**Task details**: Reproduce the listing word for word, leaving every picture behind.

Stored data:
=======

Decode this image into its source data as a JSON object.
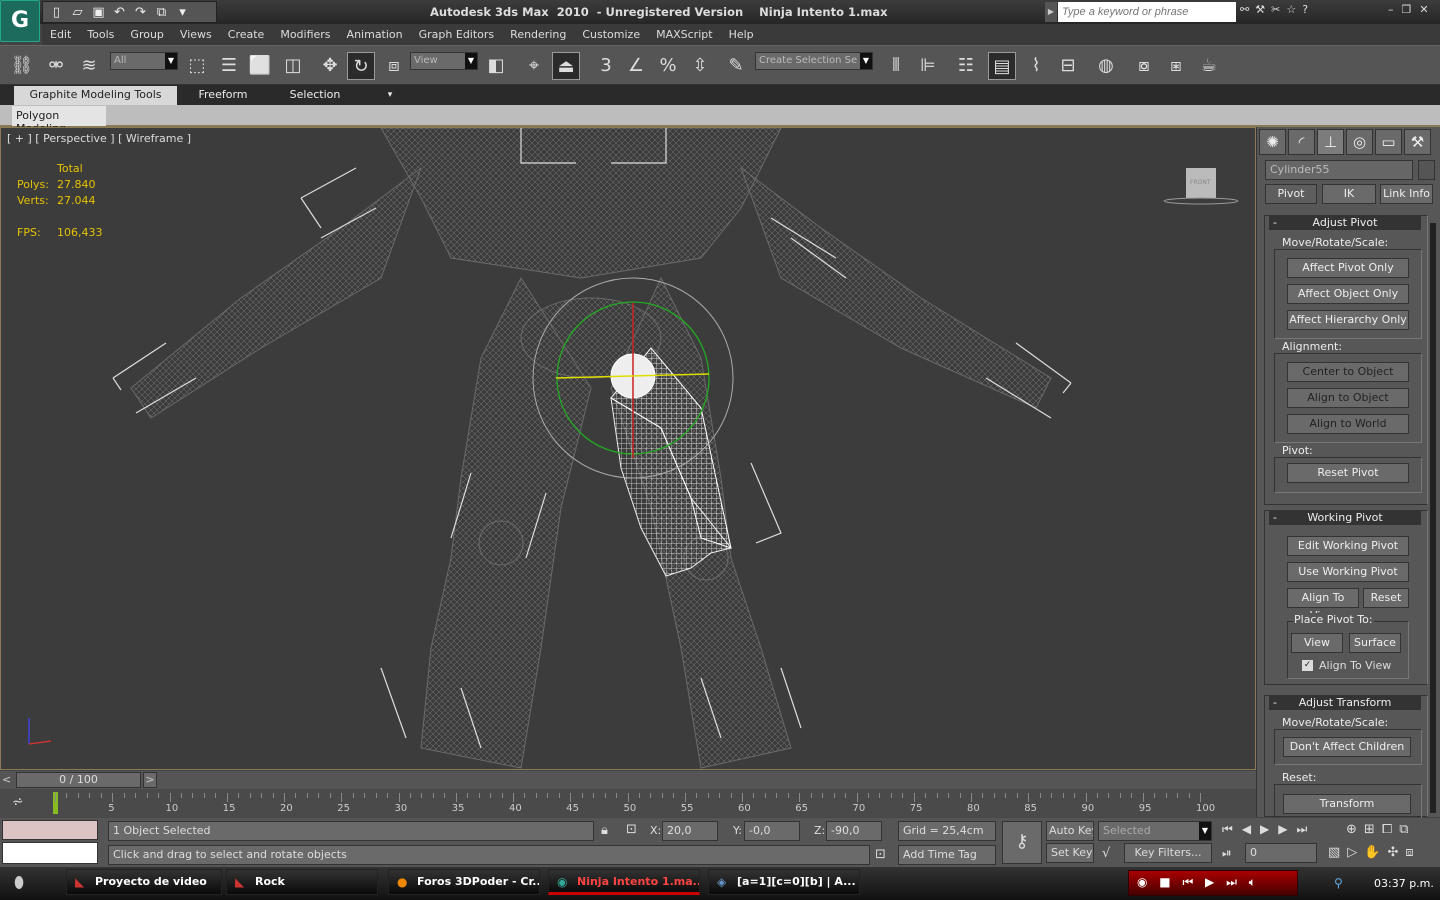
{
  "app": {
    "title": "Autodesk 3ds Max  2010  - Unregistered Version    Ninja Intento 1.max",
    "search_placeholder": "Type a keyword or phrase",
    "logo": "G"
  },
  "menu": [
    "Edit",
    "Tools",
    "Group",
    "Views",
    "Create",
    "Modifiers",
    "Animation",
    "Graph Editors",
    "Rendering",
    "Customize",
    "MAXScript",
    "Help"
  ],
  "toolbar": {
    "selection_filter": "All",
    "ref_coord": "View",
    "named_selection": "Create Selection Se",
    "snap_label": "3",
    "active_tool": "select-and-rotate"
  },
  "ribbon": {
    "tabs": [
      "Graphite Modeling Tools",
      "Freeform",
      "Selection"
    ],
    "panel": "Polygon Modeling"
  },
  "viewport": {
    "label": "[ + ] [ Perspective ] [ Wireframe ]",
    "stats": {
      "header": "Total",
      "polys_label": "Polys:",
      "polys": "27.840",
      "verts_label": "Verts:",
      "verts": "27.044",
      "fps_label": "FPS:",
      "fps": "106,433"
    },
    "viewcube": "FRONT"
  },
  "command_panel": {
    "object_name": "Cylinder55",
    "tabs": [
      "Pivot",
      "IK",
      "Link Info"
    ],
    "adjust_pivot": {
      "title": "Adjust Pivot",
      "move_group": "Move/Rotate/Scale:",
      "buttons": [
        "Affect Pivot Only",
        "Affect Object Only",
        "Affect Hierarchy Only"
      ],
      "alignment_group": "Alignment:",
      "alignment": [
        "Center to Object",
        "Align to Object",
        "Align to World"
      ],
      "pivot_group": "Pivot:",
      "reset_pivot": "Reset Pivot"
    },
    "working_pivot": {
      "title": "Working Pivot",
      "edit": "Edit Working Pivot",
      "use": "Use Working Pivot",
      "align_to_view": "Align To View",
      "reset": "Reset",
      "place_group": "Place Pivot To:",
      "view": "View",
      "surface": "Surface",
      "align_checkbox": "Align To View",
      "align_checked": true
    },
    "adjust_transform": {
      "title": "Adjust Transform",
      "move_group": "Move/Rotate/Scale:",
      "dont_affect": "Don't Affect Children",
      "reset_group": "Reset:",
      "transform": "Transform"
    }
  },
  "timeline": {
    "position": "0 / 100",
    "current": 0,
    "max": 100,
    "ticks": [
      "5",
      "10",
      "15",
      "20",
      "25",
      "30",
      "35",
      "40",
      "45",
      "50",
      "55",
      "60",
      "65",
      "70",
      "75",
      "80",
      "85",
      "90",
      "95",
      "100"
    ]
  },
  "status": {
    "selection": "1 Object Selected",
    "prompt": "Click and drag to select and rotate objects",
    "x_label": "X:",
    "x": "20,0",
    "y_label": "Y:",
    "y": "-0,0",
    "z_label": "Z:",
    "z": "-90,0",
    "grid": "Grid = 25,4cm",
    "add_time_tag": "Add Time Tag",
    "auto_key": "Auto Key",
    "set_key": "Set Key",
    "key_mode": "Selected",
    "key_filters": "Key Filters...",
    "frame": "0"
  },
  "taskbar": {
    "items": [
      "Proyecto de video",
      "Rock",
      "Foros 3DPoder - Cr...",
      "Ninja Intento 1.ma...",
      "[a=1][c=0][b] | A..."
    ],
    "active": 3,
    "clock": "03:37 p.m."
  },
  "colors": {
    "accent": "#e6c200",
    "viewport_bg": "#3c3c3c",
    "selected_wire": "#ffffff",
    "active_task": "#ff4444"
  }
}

=======

**Written response**:
Decode this image into its source data as a JSON object.
{
  "app": {
    "title": "Autodesk 3ds Max  2010  - Unregistered Version    Ninja Intento 1.max",
    "search_placeholder": "Type a keyword or phrase",
    "logo": "G"
  },
  "menu": [
    "Edit",
    "Tools",
    "Group",
    "Views",
    "Create",
    "Modifiers",
    "Animation",
    "Graph Editors",
    "Rendering",
    "Customize",
    "MAXScript",
    "Help"
  ],
  "toolbar": {
    "selection_filter": "All",
    "ref_coord": "View",
    "named_selection": "Create Selection Se",
    "snap_label": "3",
    "active_tool": "select-and-rotate"
  },
  "ribbon": {
    "tabs": [
      "Graphite Modeling Tools",
      "Freeform",
      "Selection"
    ],
    "panel": "Polygon Modeling"
  },
  "viewport": {
    "label": "[ + ] [ Perspective ] [ Wireframe ]",
    "stats": {
      "header": "Total",
      "polys_label": "Polys:",
      "polys": "27.840",
      "verts_label": "Verts:",
      "verts": "27.044",
      "fps_label": "FPS:",
      "fps": "106,433"
    },
    "viewcube": "FRONT"
  },
  "command_panel": {
    "object_name": "Cylinder55",
    "tabs": [
      "Pivot",
      "IK",
      "Link Info"
    ],
    "adjust_pivot": {
      "title": "Adjust Pivot",
      "move_group": "Move/Rotate/Scale:",
      "buttons": [
        "Affect Pivot Only",
        "Affect Object Only",
        "Affect Hierarchy Only"
      ],
      "alignment_group": "Alignment:",
      "alignment": [
        "Center to Object",
        "Align to Object",
        "Align to World"
      ],
      "pivot_group": "Pivot:",
      "reset_pivot": "Reset Pivot"
    },
    "working_pivot": {
      "title": "Working Pivot",
      "edit": "Edit Working Pivot",
      "use": "Use Working Pivot",
      "align_to_view": "Align To View",
      "reset": "Reset",
      "place_group": "Place Pivot To:",
      "view": "View",
      "surface": "Surface",
      "align_checkbox": "Align To View",
      "align_checked": true
    },
    "adjust_transform": {
      "title": "Adjust Transform",
      "move_group": "Move/Rotate/Scale:",
      "dont_affect": "Don't Affect Children",
      "reset_group": "Reset:",
      "transform": "Transform"
    }
  },
  "timeline": {
    "position": "0 / 100",
    "current": 0,
    "max": 100,
    "ticks": [
      "5",
      "10",
      "15",
      "20",
      "25",
      "30",
      "35",
      "40",
      "45",
      "50",
      "55",
      "60",
      "65",
      "70",
      "75",
      "80",
      "85",
      "90",
      "95",
      "100"
    ]
  },
  "status": {
    "selection": "1 Object Selected",
    "prompt": "Click and drag to select and rotate objects",
    "x_label": "X:",
    "x": "20,0",
    "y_label": "Y:",
    "y": "-0,0",
    "z_label": "Z:",
    "z": "-90,0",
    "grid": "Grid = 25,4cm",
    "add_time_tag": "Add Time Tag",
    "auto_key": "Auto Key",
    "set_key": "Set Key",
    "key_mode": "Selected",
    "key_filters": "Key Filters...",
    "frame": "0"
  },
  "taskbar": {
    "items": [
      "Proyecto de video",
      "Rock",
      "Foros 3DPoder - Cr...",
      "Ninja Intento 1.ma...",
      "[a=1][c=0][b] | A..."
    ],
    "active": 3,
    "clock": "03:37 p.m."
  },
  "colors": {
    "accent": "#e6c200",
    "viewport_bg": "#3c3c3c",
    "selected_wire": "#ffffff",
    "active_task": "#ff4444"
  }
}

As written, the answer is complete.